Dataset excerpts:
—————
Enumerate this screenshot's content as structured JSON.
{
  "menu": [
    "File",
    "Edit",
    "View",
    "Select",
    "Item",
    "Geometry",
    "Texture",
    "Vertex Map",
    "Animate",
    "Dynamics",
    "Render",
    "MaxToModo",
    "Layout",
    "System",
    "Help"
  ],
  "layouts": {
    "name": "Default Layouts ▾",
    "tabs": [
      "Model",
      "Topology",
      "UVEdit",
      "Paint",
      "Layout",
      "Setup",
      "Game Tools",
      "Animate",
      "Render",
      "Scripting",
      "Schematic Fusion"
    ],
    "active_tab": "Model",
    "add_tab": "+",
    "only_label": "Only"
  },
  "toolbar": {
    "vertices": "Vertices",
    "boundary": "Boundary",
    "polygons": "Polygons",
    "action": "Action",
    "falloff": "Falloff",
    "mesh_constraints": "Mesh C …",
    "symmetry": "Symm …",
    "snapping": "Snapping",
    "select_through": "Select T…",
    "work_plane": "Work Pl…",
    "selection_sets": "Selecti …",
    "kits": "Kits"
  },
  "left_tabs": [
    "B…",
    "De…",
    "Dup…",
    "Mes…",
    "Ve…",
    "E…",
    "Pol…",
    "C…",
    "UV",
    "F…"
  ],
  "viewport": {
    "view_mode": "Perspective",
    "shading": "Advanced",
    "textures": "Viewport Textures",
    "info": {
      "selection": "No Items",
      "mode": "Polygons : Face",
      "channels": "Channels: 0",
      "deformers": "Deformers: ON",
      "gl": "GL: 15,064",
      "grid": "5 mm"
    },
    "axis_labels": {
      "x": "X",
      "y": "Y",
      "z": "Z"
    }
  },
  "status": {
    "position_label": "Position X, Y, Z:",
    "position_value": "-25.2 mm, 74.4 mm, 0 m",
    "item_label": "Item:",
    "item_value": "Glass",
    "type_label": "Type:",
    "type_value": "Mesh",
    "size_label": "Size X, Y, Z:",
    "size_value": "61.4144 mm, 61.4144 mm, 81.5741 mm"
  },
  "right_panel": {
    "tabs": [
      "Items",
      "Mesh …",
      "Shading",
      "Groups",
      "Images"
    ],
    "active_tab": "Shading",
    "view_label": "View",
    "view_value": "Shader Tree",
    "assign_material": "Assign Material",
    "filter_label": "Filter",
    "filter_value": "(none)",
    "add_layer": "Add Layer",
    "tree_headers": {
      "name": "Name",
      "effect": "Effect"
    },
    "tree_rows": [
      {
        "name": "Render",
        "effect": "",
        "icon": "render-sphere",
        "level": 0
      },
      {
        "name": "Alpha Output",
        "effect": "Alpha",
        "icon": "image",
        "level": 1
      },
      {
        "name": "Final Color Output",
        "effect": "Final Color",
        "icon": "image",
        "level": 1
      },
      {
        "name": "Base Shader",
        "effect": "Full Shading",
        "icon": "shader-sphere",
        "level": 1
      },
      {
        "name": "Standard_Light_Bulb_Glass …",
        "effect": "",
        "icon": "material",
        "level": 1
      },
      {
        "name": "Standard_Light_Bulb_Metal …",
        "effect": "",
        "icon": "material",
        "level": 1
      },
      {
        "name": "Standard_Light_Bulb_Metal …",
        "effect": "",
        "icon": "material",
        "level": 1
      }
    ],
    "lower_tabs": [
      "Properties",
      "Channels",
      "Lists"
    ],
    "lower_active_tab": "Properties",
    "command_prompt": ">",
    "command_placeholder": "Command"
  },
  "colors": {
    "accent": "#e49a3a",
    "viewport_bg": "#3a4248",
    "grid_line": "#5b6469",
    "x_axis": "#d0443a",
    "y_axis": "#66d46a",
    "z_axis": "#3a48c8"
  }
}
—————
Extract every record and return it verbatim.

Written solution:
Enumerate this screenshot's content as structured JSON.
{
  "menu": [
    "File",
    "Edit",
    "View",
    "Select",
    "Item",
    "Geometry",
    "Texture",
    "Vertex Map",
    "Animate",
    "Dynamics",
    "Render",
    "MaxToModo",
    "Layout",
    "System",
    "Help"
  ],
  "layouts": {
    "name": "Default Layouts ▾",
    "tabs": [
      "Model",
      "Topology",
      "UVEdit",
      "Paint",
      "Layout",
      "Setup",
      "Game Tools",
      "Animate",
      "Render",
      "Scripting",
      "Schematic Fusion"
    ],
    "active_tab": "Model",
    "add_tab": "+",
    "only_label": "Only"
  },
  "toolbar": {
    "vertices": "Vertices",
    "boundary": "Boundary",
    "polygons": "Polygons",
    "action": "Action",
    "falloff": "Falloff",
    "mesh_constraints": "Mesh C …",
    "symmetry": "Symm …",
    "snapping": "Snapping",
    "select_through": "Select T…",
    "work_plane": "Work Pl…",
    "selection_sets": "Selecti …",
    "kits": "Kits"
  },
  "left_tabs": [
    "B…",
    "De…",
    "Dup…",
    "Mes…",
    "Ve…",
    "E…",
    "Pol…",
    "C…",
    "UV",
    "F…"
  ],
  "viewport": {
    "view_mode": "Perspective",
    "shading": "Advanced",
    "textures": "Viewport Textures",
    "info": {
      "selection": "No Items",
      "mode": "Polygons : Face",
      "channels": "Channels: 0",
      "deformers": "Deformers: ON",
      "gl": "GL: 15,064",
      "grid": "5 mm"
    },
    "axis_labels": {
      "x": "X",
      "y": "Y",
      "z": "Z"
    }
  },
  "status": {
    "position_label": "Position X, Y, Z:",
    "position_value": "-25.2 mm, 74.4 mm, 0 m",
    "item_label": "Item:",
    "item_value": "Glass",
    "type_label": "Type:",
    "type_value": "Mesh",
    "size_label": "Size X, Y, Z:",
    "size_value": "61.4144 mm, 61.4144 mm, 81.5741 mm"
  },
  "right_panel": {
    "tabs": [
      "Items",
      "Mesh …",
      "Shading",
      "Groups",
      "Images"
    ],
    "active_tab": "Shading",
    "view_label": "View",
    "view_value": "Shader Tree",
    "assign_material": "Assign Material",
    "filter_label": "Filter",
    "filter_value": "(none)",
    "add_layer": "Add Layer",
    "tree_headers": {
      "name": "Name",
      "effect": "Effect"
    },
    "tree_rows": [
      {
        "name": "Render",
        "effect": "",
        "icon": "render-sphere",
        "level": 0
      },
      {
        "name": "Alpha Output",
        "effect": "Alpha",
        "icon": "image",
        "level": 1
      },
      {
        "name": "Final Color Output",
        "effect": "Final Color",
        "icon": "image",
        "level": 1
      },
      {
        "name": "Base Shader",
        "effect": "Full Shading",
        "icon": "shader-sphere",
        "level": 1
      },
      {
        "name": "Standard_Light_Bulb_Glass …",
        "effect": "",
        "icon": "material",
        "level": 1
      },
      {
        "name": "Standard_Light_Bulb_Metal …",
        "effect": "",
        "icon": "material",
        "level": 1
      },
      {
        "name": "Standard_Light_Bulb_Metal …",
        "effect": "",
        "icon": "material",
        "level": 1
      }
    ],
    "lower_tabs": [
      "Properties",
      "Channels",
      "Lists"
    ],
    "lower_active_tab": "Properties",
    "command_prompt": ">",
    "command_placeholder": "Command"
  },
  "colors": {
    "accent": "#e49a3a",
    "viewport_bg": "#3a4248",
    "grid_line": "#5b6469",
    "x_axis": "#d0443a",
    "y_axis": "#66d46a",
    "z_axis": "#3a48c8"
  }
}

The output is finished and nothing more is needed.